● Exercise prompt:
Retype all of the entries word for word.
=== Dataset records ===
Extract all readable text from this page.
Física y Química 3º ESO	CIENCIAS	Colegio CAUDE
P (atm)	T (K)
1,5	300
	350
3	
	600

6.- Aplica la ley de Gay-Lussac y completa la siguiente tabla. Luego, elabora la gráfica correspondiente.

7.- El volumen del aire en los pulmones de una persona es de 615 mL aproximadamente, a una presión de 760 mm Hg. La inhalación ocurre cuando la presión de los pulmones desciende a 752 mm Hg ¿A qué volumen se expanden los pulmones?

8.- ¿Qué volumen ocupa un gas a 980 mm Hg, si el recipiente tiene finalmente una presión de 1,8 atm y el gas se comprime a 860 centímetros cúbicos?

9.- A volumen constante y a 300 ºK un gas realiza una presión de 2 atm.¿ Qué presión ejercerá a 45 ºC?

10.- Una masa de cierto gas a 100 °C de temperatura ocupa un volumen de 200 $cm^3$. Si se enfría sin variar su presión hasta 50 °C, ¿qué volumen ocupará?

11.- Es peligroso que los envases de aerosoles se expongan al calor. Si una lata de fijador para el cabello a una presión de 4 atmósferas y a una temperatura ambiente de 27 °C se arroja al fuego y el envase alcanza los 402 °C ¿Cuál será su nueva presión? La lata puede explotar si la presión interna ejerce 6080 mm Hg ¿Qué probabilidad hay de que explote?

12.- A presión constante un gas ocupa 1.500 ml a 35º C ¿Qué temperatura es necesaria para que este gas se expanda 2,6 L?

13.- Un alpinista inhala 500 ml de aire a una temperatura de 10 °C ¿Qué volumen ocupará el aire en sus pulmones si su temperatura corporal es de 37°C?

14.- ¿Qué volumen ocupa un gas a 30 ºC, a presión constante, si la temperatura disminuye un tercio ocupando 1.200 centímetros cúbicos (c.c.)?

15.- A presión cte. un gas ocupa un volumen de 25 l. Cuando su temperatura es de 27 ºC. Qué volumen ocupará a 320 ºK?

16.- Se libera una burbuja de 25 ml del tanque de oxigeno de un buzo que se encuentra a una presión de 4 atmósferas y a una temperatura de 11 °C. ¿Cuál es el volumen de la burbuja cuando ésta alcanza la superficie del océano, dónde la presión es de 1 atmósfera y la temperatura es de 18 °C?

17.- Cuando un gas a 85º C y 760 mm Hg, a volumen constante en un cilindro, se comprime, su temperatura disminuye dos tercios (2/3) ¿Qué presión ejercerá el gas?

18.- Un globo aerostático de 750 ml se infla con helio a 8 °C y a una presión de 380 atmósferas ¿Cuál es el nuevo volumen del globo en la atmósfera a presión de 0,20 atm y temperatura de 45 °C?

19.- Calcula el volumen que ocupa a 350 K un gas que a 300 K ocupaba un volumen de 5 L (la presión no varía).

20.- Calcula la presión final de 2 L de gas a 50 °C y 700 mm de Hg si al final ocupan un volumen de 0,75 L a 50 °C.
===
● Answer to the exercise:
Extract all readable text from this page.
Física y Química 3º ESO	CIENCIAS	Colegio CAUDE
P (atm)	T (K)
1,5	300
	350
3	
	600

6.- Aplica la ley de Gay-Lussac y completa la siguiente tabla. Luego, elabora la gráfica correspondiente.

7.- El volumen del aire en los pulmones de una persona es de 615 mL aproximadamente, a una presión de 760 mm Hg. La inhalación ocurre cuando la presión de los pulmones desciende a 752 mm Hg ¿A qué volumen se expanden los pulmones?

8.- ¿Qué volumen ocupa un gas a 980 mm Hg, si el recipiente tiene finalmente una presión de 1,8 atm y el gas se comprime a 860 centímetros cúbicos?

9.- A volumen constante y a 300 ºK un gas realiza una presión de 2 atm.¿ Qué presión ejercerá a 45 ºC?

10.- Una masa de cierto gas a 100 °C de temperatura ocupa un volumen de 200 $cm^3$. Si se enfría sin variar su presión hasta 50 °C, ¿qué volumen ocupará?

11.- Es peligroso que los envases de aerosoles se expongan al calor. Si una lata de fijador para el cabello a una presión de 4 atmósferas y a una temperatura ambiente de 27 °C se arroja al fuego y el envase alcanza los 402 °C ¿Cuál será su nueva presión? La lata puede explotar si la presión interna ejerce 6080 mm Hg ¿Qué probabilidad hay de que explote?

12.- A presión constante un gas ocupa 1.500 ml a 35º C ¿Qué temperatura es necesaria para que este gas se expanda 2,6 L?

13.- Un alpinista inhala 500 ml de aire a una temperatura de 10 °C ¿Qué volumen ocupará el aire en sus pulmones si su temperatura corporal es de 37°C?

14.- ¿Qué volumen ocupa un gas a 30 ºC, a presión constante, si la temperatura disminuye un tercio ocupando 1.200 centímetros cúbicos (c.c.)?

15.- A presión cte. un gas ocupa un volumen de 25 l. Cuando su temperatura es de 27 ºC. Qué volumen ocupará a 320 ºK?

16.- Se libera una burbuja de 25 ml del tanque de oxigeno de un buzo que se encuentra a una presión de 4 atmósferas y a una temperatura de 11 °C. ¿Cuál es el volumen de la burbuja cuando ésta alcanza la superficie del océano, dónde la presión es de 1 atmósfera y la temperatura es de 18 °C?

17.- Cuando un gas a 85º C y 760 mm Hg, a volumen constante en un cilindro, se comprime, su temperatura disminuye dos tercios (2/3) ¿Qué presión ejercerá el gas?

18.- Un globo aerostático de 750 ml se infla con helio a 8 °C y a una presión de 380 atmósferas ¿Cuál es el nuevo volumen del globo en la atmósfera a presión de 0,20 atm y temperatura de 45 °C?

19.- Calcula el volumen que ocupa a 350 K un gas que a 300 K ocupaba un volumen de 5 L (la presión no varía).

20.- Calcula la presión final de 2 L de gas a 50 °C y 700 mm de Hg si al final ocupan un volumen de 0,75 L a 50 °C.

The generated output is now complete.